▸ **EXERCISE PROMPT**
Substitute "glyph-icon" for "font-letter-icon" in the part of the records that opens with the line containing "0, 859, 1024)" and closes with the line containing "clock-icon (22, 288, 42, 308)". Reproduce only those lines, leaving everything else unchanged.

▸ **DATA FOR PROCESSING**
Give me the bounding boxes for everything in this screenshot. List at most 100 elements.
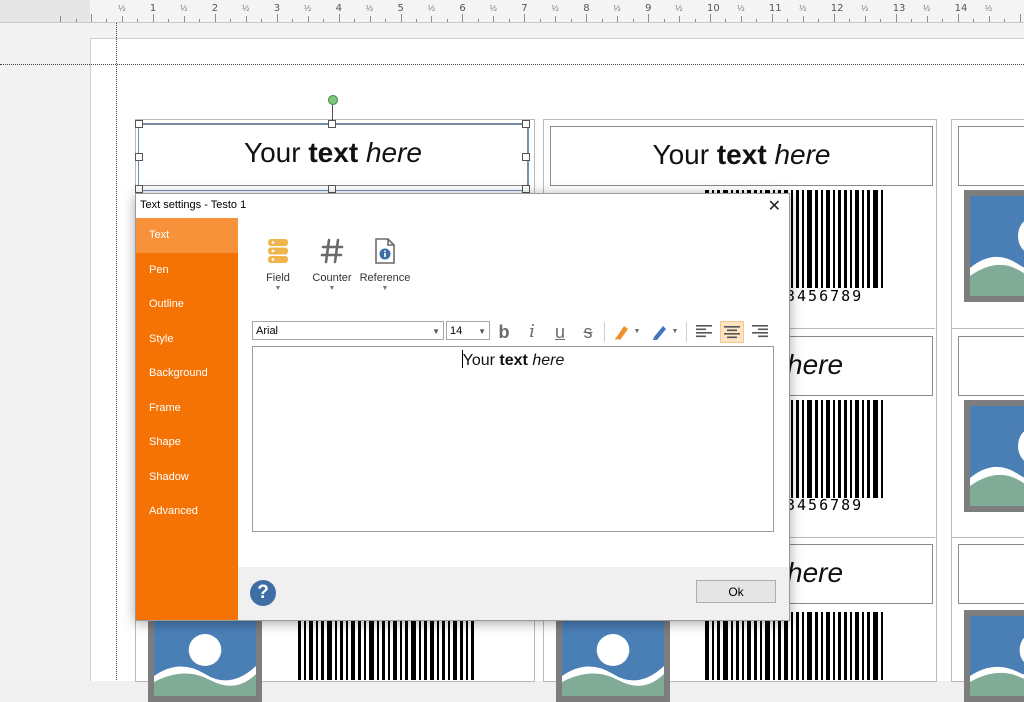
ruler-tick (261, 19, 263, 22)
ruler-tick (586, 14, 588, 22)
ruler-number: 6 (459, 3, 466, 14)
ruler-number: 3 (273, 3, 281, 14)
ruler-half-mark: ½ (551, 4, 560, 13)
ruler-tick (400, 14, 402, 22)
sidebar-item-frame[interactable]: Frame (136, 391, 238, 426)
ruler-tick (508, 19, 510, 22)
ruler-tick (462, 14, 464, 22)
ruler-half-mark: ½ (984, 4, 993, 13)
field-button[interactable]: Field ▼ (250, 238, 306, 292)
strikethrough-icon: s (583, 322, 593, 342)
image-placeholder[interactable] (964, 400, 1024, 512)
image-placeholder[interactable] (556, 610, 670, 702)
chevron-down-icon[interactable]: ▼ (670, 321, 680, 343)
resize-handle-br[interactable] (522, 185, 530, 193)
font-family-select[interactable]: Arial ▼ (252, 321, 444, 340)
hash-icon (320, 238, 344, 264)
chevron-down-icon: ▼ (381, 285, 389, 292)
image-placeholder[interactable] (148, 610, 262, 702)
ruler-tick (292, 19, 294, 22)
ruler-tick (183, 16, 185, 22)
resize-handle-l[interactable] (135, 153, 143, 161)
ruler-half-mark: ½ (860, 4, 869, 13)
image-placeholder[interactable] (964, 610, 1024, 702)
sidebar-item-style[interactable]: Style (136, 322, 238, 357)
ruler-tick (756, 19, 758, 22)
ruler-tick (740, 16, 742, 22)
strikethrough-button[interactable]: s (576, 321, 600, 343)
resize-handle-tl[interactable] (135, 120, 143, 128)
sidebar-item-shadow[interactable]: Shadow (136, 460, 238, 495)
reference-button[interactable]: Reference ▼ (357, 238, 413, 292)
ruler-tick (849, 19, 851, 22)
resize-handle-tr[interactable] (522, 120, 530, 128)
bold-icon: b (498, 322, 510, 342)
image-placeholder[interactable] (964, 190, 1024, 302)
ruler-tick (493, 16, 495, 22)
ruler-half-mark: ½ (613, 4, 621, 13)
ruler-tick (570, 19, 572, 22)
ruler-tick (942, 19, 944, 22)
label-text-field[interactable] (958, 126, 1024, 186)
barcode-graphic[interactable] (298, 618, 477, 680)
highlight-color-button[interactable] (610, 321, 634, 343)
sidebar-item-outline[interactable]: Outline (136, 287, 238, 322)
resize-handle-b[interactable] (328, 185, 336, 193)
label-text-field[interactable]: Your text here (550, 126, 933, 186)
close-icon[interactable]: ✕ (768, 196, 781, 216)
vertical-margin-guide (116, 23, 117, 680)
align-center-button[interactable] (720, 321, 744, 343)
ruler-half-mark: ½ (798, 4, 807, 13)
label-text-field[interactable] (958, 336, 1024, 396)
ruler-half-mark: ½ (427, 4, 436, 13)
bold-button[interactable]: b (492, 321, 516, 343)
barcode-number: 3456789 (786, 287, 864, 305)
pen-color-button[interactable] (648, 321, 672, 343)
rotation-handle[interactable] (328, 95, 338, 105)
ruler-tick (694, 19, 696, 22)
ruler-tick (524, 14, 526, 22)
ruler-tick (1019, 14, 1021, 22)
sidebar-item-text[interactable]: Text (136, 218, 238, 253)
sidebar-item-shape[interactable]: Shape (136, 425, 238, 460)
text-settings-dialog[interactable]: Text settings - Testo 1 ✕ Text Pen Outli… (135, 193, 790, 621)
help-icon[interactable]: ? (250, 580, 276, 606)
chevron-down-icon: ▼ (432, 327, 440, 336)
chevron-down-icon[interactable]: ▼ (632, 321, 642, 343)
ok-button[interactable]: Ok (696, 580, 776, 603)
italic-button[interactable]: i (520, 321, 544, 343)
label-text-field[interactable] (958, 544, 1024, 604)
resize-handle-t[interactable] (328, 120, 336, 128)
sidebar-item-pen[interactable]: Pen (136, 253, 238, 288)
pen-icon (653, 325, 666, 340)
barcode-graphic[interactable] (705, 612, 886, 680)
ruler-half-mark: ½ (736, 4, 745, 13)
ruler-half-mark: ½ (365, 4, 374, 13)
align-right-button[interactable] (748, 321, 772, 343)
sidebar-item-advanced[interactable]: Advanced (136, 494, 238, 529)
ruler-tick (1004, 19, 1006, 22)
underline-button[interactable]: u (548, 321, 572, 343)
ruler-number: 9 (645, 3, 652, 14)
resize-handle-r[interactable] (522, 153, 530, 161)
chevron-down-icon: ▼ (328, 285, 336, 292)
ruler-tick (168, 19, 170, 22)
align-left-button[interactable] (692, 321, 716, 343)
ruler-tick (245, 16, 247, 22)
italic-icon: i (529, 321, 535, 342)
font-size-select[interactable]: 14 ▼ (446, 321, 490, 340)
sidebar-item-background[interactable]: Background (136, 356, 238, 391)
ruler-tick (895, 14, 897, 22)
counter-label: Counter (312, 272, 352, 284)
resize-handle-bl[interactable] (135, 185, 143, 193)
ruler-tick (214, 14, 216, 22)
ruler-half-mark: ½ (675, 4, 683, 13)
settings-sidebar: Text Pen Outline Style Background Frame … (136, 218, 238, 620)
counter-button[interactable]: Counter ▼ (304, 238, 360, 292)
ruler-tick (880, 19, 882, 22)
document-info-icon (375, 238, 395, 264)
ruler-tick (771, 14, 773, 22)
ruler-tick (152, 14, 154, 22)
text-editor[interactable]: Your text here (252, 346, 774, 532)
ruler-half-mark: ½ (241, 4, 250, 13)
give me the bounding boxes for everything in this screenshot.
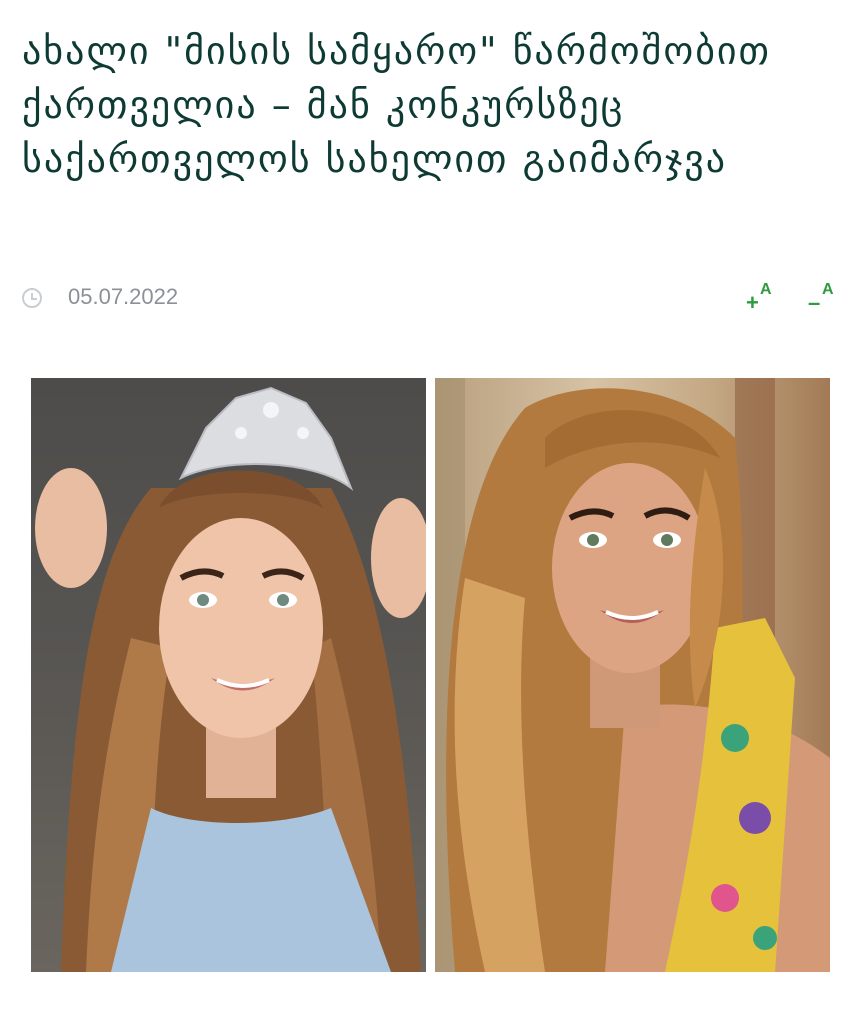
article-page: ახალი "მისის სამყარო" წარმოშობით ქართველ… (0, 0, 859, 1024)
article-meta: 05.07.2022 + A – A (22, 282, 840, 322)
increase-font-button[interactable]: + A (744, 282, 778, 316)
article-title: ახალი "მისის სამყარო" წარმოშობით ქართველ… (22, 29, 771, 181)
photo-right (435, 378, 830, 972)
font-letter-icon: A (822, 281, 834, 298)
article-image (31, 378, 830, 972)
minus-icon: – (808, 290, 821, 315)
portrait-wavy-hair-illustration (435, 378, 830, 972)
font-letter-icon: A (760, 281, 772, 298)
plus-icon: + (746, 290, 759, 315)
photo-left (31, 378, 426, 972)
portrait-tiara-illustration (35, 386, 426, 972)
decrease-font-button[interactable]: – A (806, 282, 840, 316)
article-date: 05.07.2022 (68, 284, 179, 309)
clock-icon (22, 288, 42, 308)
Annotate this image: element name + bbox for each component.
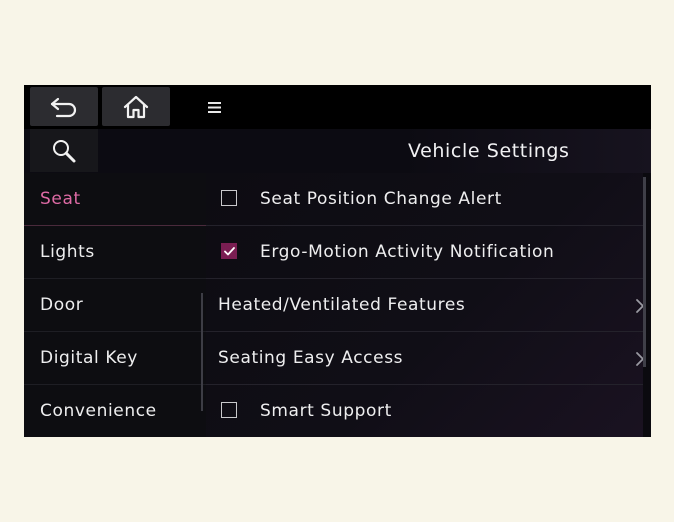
checkbox[interactable]	[221, 190, 237, 206]
sidebar-item-lights[interactable]: Lights	[24, 226, 206, 279]
setting-label: Seat Position Change Alert	[260, 189, 502, 209]
sidebar-item-digital-key[interactable]: Digital Key	[24, 332, 206, 385]
infotainment-screen: Vehicle Settings Seat Lights Door Digita…	[24, 85, 651, 437]
setting-label: Smart Support	[260, 401, 392, 421]
sidebar-scrollbar[interactable]	[201, 293, 203, 411]
setting-label: Heated/Ventilated Features	[218, 295, 466, 315]
settings-list: Seat Position Change Alert Ergo-Motion A…	[206, 173, 644, 437]
setting-label: Ergo-Motion Activity Notification	[260, 242, 555, 262]
setting-seat-position-change-alert[interactable]: Seat Position Change Alert	[206, 173, 643, 226]
setting-label: Seating Easy Access	[218, 348, 404, 368]
setting-heated-ventilated-features[interactable]: Heated/Ventilated Features	[206, 279, 644, 332]
top-bar	[24, 85, 651, 129]
back-button[interactable]	[30, 87, 98, 126]
sidebar-item-convenience[interactable]: Convenience	[24, 385, 206, 437]
setting-smart-support[interactable]: Smart Support	[206, 385, 643, 437]
title-bar: Vehicle Settings	[24, 129, 651, 173]
checkmark-icon	[223, 246, 235, 255]
home-button[interactable]	[102, 87, 170, 126]
checkbox[interactable]	[221, 402, 237, 418]
back-arrow-icon	[50, 97, 77, 117]
checkbox-checked[interactable]	[221, 243, 237, 259]
search-icon	[53, 139, 76, 162]
sidebar-item-door[interactable]: Door	[24, 279, 206, 332]
home-icon	[123, 95, 149, 118]
menu-icon[interactable]	[207, 98, 223, 116]
page-title: Vehicle Settings	[408, 140, 570, 162]
sidebar-item-seat[interactable]: Seat	[24, 173, 206, 226]
sidebar: Seat Lights Door Digital Key Convenience	[24, 173, 206, 437]
setting-seating-easy-access[interactable]: Seating Easy Access	[206, 332, 644, 385]
content-scrollbar[interactable]	[643, 177, 646, 367]
setting-ergo-motion-activity-notification[interactable]: Ergo-Motion Activity Notification	[206, 226, 643, 279]
search-button[interactable]	[30, 129, 98, 172]
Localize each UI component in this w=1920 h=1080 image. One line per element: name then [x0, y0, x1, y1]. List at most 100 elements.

▸ **ANSWER IN FULL**
article-page: ახალი "მისის სამყარო" წარმოშობით ქართველ… (0, 0, 859, 1024)
article-meta: 05.07.2022 + A – A (22, 282, 840, 322)
increase-font-button[interactable]: + A (744, 282, 778, 316)
article-title: ახალი "მისის სამყარო" წარმოშობით ქართველ… (22, 29, 771, 181)
photo-right (435, 378, 830, 972)
glyph-icon: A (822, 281, 834, 298)
article-image (31, 378, 830, 972)
minus-icon: – (808, 290, 821, 315)
portrait-wavy-hair-illustration (435, 378, 830, 972)
glyph-icon: A (760, 281, 772, 298)
plus-icon: + (746, 290, 759, 315)
photo-left (31, 378, 426, 972)
portrait-tiara-illustration (35, 386, 426, 972)
decrease-font-button[interactable]: – A (806, 282, 840, 316)
article-date: 05.07.2022 (68, 284, 179, 309)
clock-icon (22, 288, 42, 308)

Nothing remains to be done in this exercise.